## Task requirements
Output all the data exactly. Pictures do not belong in the copy.

Dataset listings of figures
== Segment start ==

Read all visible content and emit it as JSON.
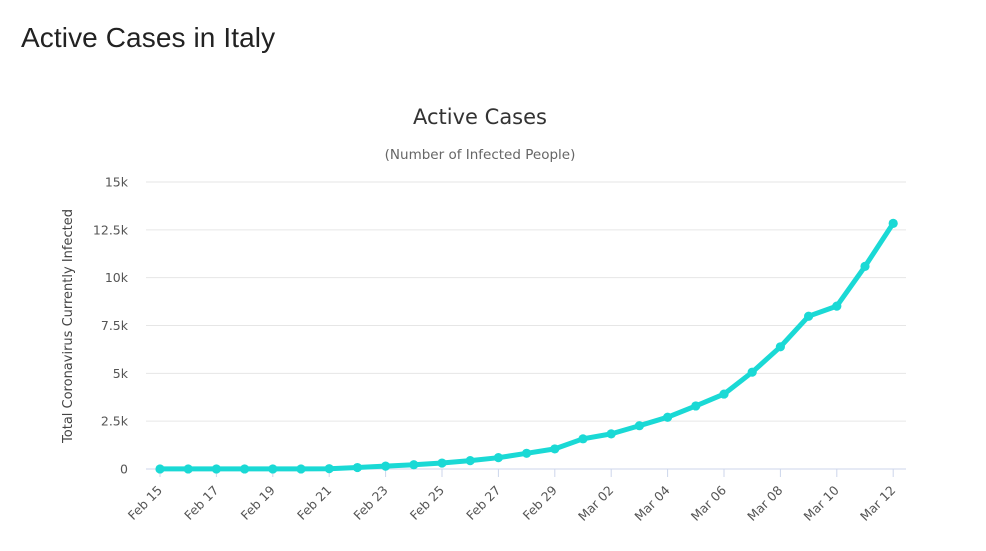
{
  "page": {
    "heading": "Active Cases in Italy"
  },
  "colors": {
    "series": "#1ad9d5"
  },
  "chart_data": {
    "type": "line",
    "title": "Active Cases",
    "subtitle": "(Number of Infected People)",
    "ylabel": "Total Coronavirus Currently Infected",
    "xlabel": "",
    "ylim": [
      0,
      15000
    ],
    "yticks": [
      0,
      2500,
      5000,
      7500,
      10000,
      12500,
      15000
    ],
    "ytick_labels": [
      "0",
      "2.5k",
      "5k",
      "7.5k",
      "10k",
      "12.5k",
      "15k"
    ],
    "grid": true,
    "legend": false,
    "categories": [
      "Feb 15",
      "Feb 16",
      "Feb 17",
      "Feb 18",
      "Feb 19",
      "Feb 20",
      "Feb 21",
      "Feb 22",
      "Feb 23",
      "Feb 24",
      "Feb 25",
      "Feb 26",
      "Feb 27",
      "Feb 28",
      "Feb 29",
      "Mar 01",
      "Mar 02",
      "Mar 03",
      "Mar 04",
      "Mar 05",
      "Mar 06",
      "Mar 07",
      "Mar 08",
      "Mar 09",
      "Mar 10",
      "Mar 11",
      "Mar 12"
    ],
    "xtick_labels": [
      "Feb 15",
      "Feb 17",
      "Feb 19",
      "Feb 21",
      "Feb 23",
      "Feb 25",
      "Feb 27",
      "Feb 29",
      "Mar 02",
      "Mar 04",
      "Mar 06",
      "Mar 08",
      "Mar 10",
      "Mar 12"
    ],
    "series": [
      {
        "values": [
          3,
          3,
          3,
          3,
          3,
          3,
          17,
          76,
          150,
          221,
          311,
          438,
          593,
          821,
          1049,
          1577,
          1835,
          2263,
          2706,
          3296,
          3916,
          5061,
          6387,
          7985,
          8514,
          10590,
          12839
        ]
      }
    ]
  }
}
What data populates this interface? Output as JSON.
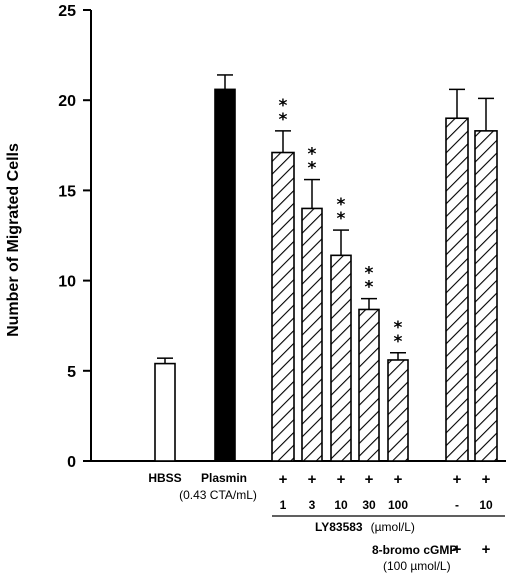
{
  "chart_data": {
    "type": "bar",
    "ylabel": "Number of Migrated Cells",
    "ylim": [
      0,
      25
    ],
    "yticks": [
      0,
      5,
      10,
      15,
      20,
      25
    ],
    "grid": false,
    "bars": [
      {
        "value": 5.4,
        "error": 0.3,
        "fill": "white",
        "stars": ""
      },
      {
        "value": 20.6,
        "error": 0.8,
        "fill": "black",
        "stars": ""
      },
      {
        "value": 17.1,
        "error": 1.2,
        "fill": "hatched",
        "stars": "**"
      },
      {
        "value": 14.0,
        "error": 1.6,
        "fill": "hatched",
        "stars": "**"
      },
      {
        "value": 11.4,
        "error": 1.4,
        "fill": "hatched",
        "stars": "**"
      },
      {
        "value": 8.4,
        "error": 0.6,
        "fill": "hatched",
        "stars": "**"
      },
      {
        "value": 5.6,
        "error": 0.4,
        "fill": "hatched",
        "stars": "**"
      },
      {
        "value": 19.0,
        "error": 1.6,
        "fill": "hatched",
        "stars": ""
      },
      {
        "value": 18.3,
        "error": 1.8,
        "fill": "hatched",
        "stars": ""
      }
    ],
    "labels": {
      "hbss": "HBSS",
      "plasmin": "Plasmin",
      "plasmin_conc": "(0.43 CTA/mL)",
      "plasmin_marks": [
        "+",
        "+",
        "+",
        "+",
        "+",
        "+",
        "+"
      ],
      "ly_doses": [
        "1",
        "3",
        "10",
        "30",
        "100",
        "-",
        "10"
      ],
      "ly_label": "LY83583",
      "ly_unit": "(µmol/L)",
      "bromo_label": "8-bromo cGMP",
      "bromo_marks": [
        "+",
        "+"
      ],
      "bromo_conc": "(100 µmol/L)"
    }
  }
}
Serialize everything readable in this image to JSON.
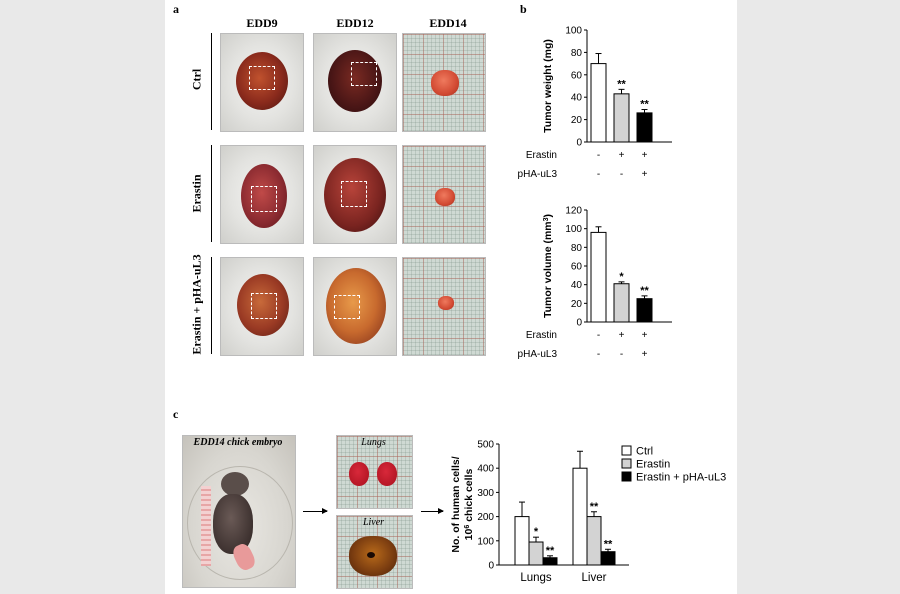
{
  "panel_labels": {
    "a": "a",
    "b": "b",
    "c": "c"
  },
  "panel_a": {
    "columns": [
      "EDD9",
      "EDD12",
      "EDD14"
    ],
    "rows": [
      "Ctrl",
      "Erastin",
      "Erastin + pHA-uL3"
    ]
  },
  "panel_c": {
    "embryo_label": "EDD14 chick embryo",
    "lungs_label": "Lungs",
    "liver_label": "Liver"
  },
  "colors": {
    "ctrl": "#ffffff",
    "erastin": "#d3d3d3",
    "combo": "#000000"
  },
  "chart_data": [
    {
      "type": "bar",
      "ylabel": "Tumor weight (mg)",
      "ylim": [
        0,
        100
      ],
      "yticks": [
        0,
        20,
        40,
        60,
        80,
        100
      ],
      "values": [
        70,
        43,
        26
      ],
      "errors": [
        9,
        4,
        3
      ],
      "fills": [
        "#ffffff",
        "#d3d3d3",
        "#000000"
      ],
      "significance": [
        "",
        "**",
        "**"
      ],
      "condition_rows": [
        {
          "label": "Erastin",
          "signs": [
            "-",
            "+",
            "+"
          ]
        },
        {
          "label": "pHA-uL3",
          "signs": [
            "-",
            "-",
            "+"
          ]
        }
      ]
    },
    {
      "type": "bar",
      "ylabel": "Tumor volume (mm3)",
      "ylim": [
        0,
        120
      ],
      "yticks": [
        0,
        20,
        40,
        60,
        80,
        100,
        120
      ],
      "values": [
        96,
        41,
        25
      ],
      "errors": [
        6,
        2,
        3
      ],
      "fills": [
        "#ffffff",
        "#d3d3d3",
        "#000000"
      ],
      "significance": [
        "",
        "*",
        "**"
      ],
      "condition_rows": [
        {
          "label": "Erastin",
          "signs": [
            "-",
            "+",
            "+"
          ]
        },
        {
          "label": "pHA-uL3",
          "signs": [
            "-",
            "-",
            "+"
          ]
        }
      ]
    },
    {
      "type": "bar",
      "ylabel_line1": "No. of human cells/",
      "ylabel_line2": "10",
      "ylabel_sup": "6",
      "ylabel_line2_rest": " chick cells",
      "ylim": [
        0,
        500
      ],
      "yticks": [
        0,
        100,
        200,
        300,
        400,
        500
      ],
      "categories": [
        "Lungs",
        "Liver"
      ],
      "series": [
        {
          "name": "Ctrl",
          "values": [
            200,
            400
          ],
          "errors": [
            60,
            70
          ],
          "significance": [
            "",
            ""
          ]
        },
        {
          "name": "Erastin",
          "values": [
            95,
            200
          ],
          "errors": [
            20,
            20
          ],
          "significance": [
            "*",
            "**"
          ]
        },
        {
          "name": "Erastin + pHA-uL3",
          "values": [
            30,
            55
          ],
          "errors": [
            8,
            10
          ],
          "significance": [
            "**",
            "**"
          ]
        }
      ]
    }
  ]
}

== Segment end ==

## Task answer
Read all visible content and emit it as JSON.
{
  "page": {
    "heading": "Active Cases in Italy"
  },
  "colors": {
    "series": "#1ad9d5"
  },
  "chart_data": {
    "type": "line",
    "title": "Active Cases",
    "subtitle": "(Number of Infected People)",
    "ylabel": "Total Coronavirus Currently Infected",
    "xlabel": "",
    "ylim": [
      0,
      15000
    ],
    "yticks": [
      0,
      2500,
      5000,
      7500,
      10000,
      12500,
      15000
    ],
    "ytick_labels": [
      "0",
      "2.5k",
      "5k",
      "7.5k",
      "10k",
      "12.5k",
      "15k"
    ],
    "grid": true,
    "legend": false,
    "categories": [
      "Feb 15",
      "Feb 16",
      "Feb 17",
      "Feb 18",
      "Feb 19",
      "Feb 20",
      "Feb 21",
      "Feb 22",
      "Feb 23",
      "Feb 24",
      "Feb 25",
      "Feb 26",
      "Feb 27",
      "Feb 28",
      "Feb 29",
      "Mar 01",
      "Mar 02",
      "Mar 03",
      "Mar 04",
      "Mar 05",
      "Mar 06",
      "Mar 07",
      "Mar 08",
      "Mar 09",
      "Mar 10",
      "Mar 11",
      "Mar 12"
    ],
    "xtick_labels": [
      "Feb 15",
      "Feb 17",
      "Feb 19",
      "Feb 21",
      "Feb 23",
      "Feb 25",
      "Feb 27",
      "Feb 29",
      "Mar 02",
      "Mar 04",
      "Mar 06",
      "Mar 08",
      "Mar 10",
      "Mar 12"
    ],
    "series": [
      {
        "values": [
          3,
          3,
          3,
          3,
          3,
          3,
          17,
          76,
          150,
          221,
          311,
          438,
          593,
          821,
          1049,
          1577,
          1835,
          2263,
          2706,
          3296,
          3916,
          5061,
          6387,
          7985,
          8514,
          10590,
          12839
        ]
      }
    ]
  }
}
What data populates this interface? Output as JSON.
{
  "chart_data": {
    "type": "bar",
    "ylabel": "Number of Migrated Cells",
    "ylim": [
      0,
      25
    ],
    "yticks": [
      0,
      5,
      10,
      15,
      20,
      25
    ],
    "grid": false,
    "bars": [
      {
        "value": 5.4,
        "error": 0.3,
        "fill": "white",
        "stars": ""
      },
      {
        "value": 20.6,
        "error": 0.8,
        "fill": "black",
        "stars": ""
      },
      {
        "value": 17.1,
        "error": 1.2,
        "fill": "hatched",
        "stars": "**"
      },
      {
        "value": 14.0,
        "error": 1.6,
        "fill": "hatched",
        "stars": "**"
      },
      {
        "value": 11.4,
        "error": 1.4,
        "fill": "hatched",
        "stars": "**"
      },
      {
        "value": 8.4,
        "error": 0.6,
        "fill": "hatched",
        "stars": "**"
      },
      {
        "value": 5.6,
        "error": 0.4,
        "fill": "hatched",
        "stars": "**"
      },
      {
        "value": 19.0,
        "error": 1.6,
        "fill": "hatched",
        "stars": ""
      },
      {
        "value": 18.3,
        "error": 1.8,
        "fill": "hatched",
        "stars": ""
      }
    ],
    "labels": {
      "hbss": "HBSS",
      "plasmin": "Plasmin",
      "plasmin_conc": "(0.43 CTA/mL)",
      "plasmin_marks": [
        "+",
        "+",
        "+",
        "+",
        "+",
        "+",
        "+"
      ],
      "ly_doses": [
        "1",
        "3",
        "10",
        "30",
        "100",
        "-",
        "10"
      ],
      "ly_label": "LY83583",
      "ly_unit": "(µmol/L)",
      "bromo_label": "8-bromo cGMP",
      "bromo_marks": [
        "+",
        "+"
      ],
      "bromo_conc": "(100 µmol/L)"
    }
  }
}
Serialize everything readable in this image to JSON.
{
  "panel_labels": {
    "a": "a",
    "b": "b",
    "c": "c"
  },
  "panel_a": {
    "columns": [
      "EDD9",
      "EDD12",
      "EDD14"
    ],
    "rows": [
      "Ctrl",
      "Erastin",
      "Erastin + pHA-uL3"
    ]
  },
  "panel_c": {
    "embryo_label": "EDD14 chick embryo",
    "lungs_label": "Lungs",
    "liver_label": "Liver"
  },
  "colors": {
    "ctrl": "#ffffff",
    "erastin": "#d3d3d3",
    "combo": "#000000"
  },
  "chart_data": [
    {
      "type": "bar",
      "ylabel": "Tumor weight (mg)",
      "ylim": [
        0,
        100
      ],
      "yticks": [
        0,
        20,
        40,
        60,
        80,
        100
      ],
      "values": [
        70,
        43,
        26
      ],
      "errors": [
        9,
        4,
        3
      ],
      "fills": [
        "#ffffff",
        "#d3d3d3",
        "#000000"
      ],
      "significance": [
        "",
        "**",
        "**"
      ],
      "condition_rows": [
        {
          "label": "Erastin",
          "signs": [
            "-",
            "+",
            "+"
          ]
        },
        {
          "label": "pHA-uL3",
          "signs": [
            "-",
            "-",
            "+"
          ]
        }
      ]
    },
    {
      "type": "bar",
      "ylabel": "Tumor volume (mm3)",
      "ylim": [
        0,
        120
      ],
      "yticks": [
        0,
        20,
        40,
        60,
        80,
        100,
        120
      ],
      "values": [
        96,
        41,
        25
      ],
      "errors": [
        6,
        2,
        3
      ],
      "fills": [
        "#ffffff",
        "#d3d3d3",
        "#000000"
      ],
      "significance": [
        "",
        "*",
        "**"
      ],
      "condition_rows": [
        {
          "label": "Erastin",
          "signs": [
            "-",
            "+",
            "+"
          ]
        },
        {
          "label": "pHA-uL3",
          "signs": [
            "-",
            "-",
            "+"
          ]
        }
      ]
    },
    {
      "type": "bar",
      "ylabel_line1": "No. of human cells/",
      "ylabel_line2": "10",
      "ylabel_sup": "6",
      "ylabel_line2_rest": " chick cells",
      "ylim": [
        0,
        500
      ],
      "yticks": [
        0,
        100,
        200,
        300,
        400,
        500
      ],
      "categories": [
        "Lungs",
        "Liver"
      ],
      "series": [
        {
          "name": "Ctrl",
          "values": [
            200,
            400
          ],
          "errors": [
            60,
            70
          ],
          "significance": [
            "",
            ""
          ]
        },
        {
          "name": "Erastin",
          "values": [
            95,
            200
          ],
          "errors": [
            20,
            20
          ],
          "significance": [
            "*",
            "**"
          ]
        },
        {
          "name": "Erastin + pHA-uL3",
          "values": [
            30,
            55
          ],
          "errors": [
            8,
            10
          ],
          "significance": [
            "**",
            "**"
          ]
        }
      ]
    }
  ]
}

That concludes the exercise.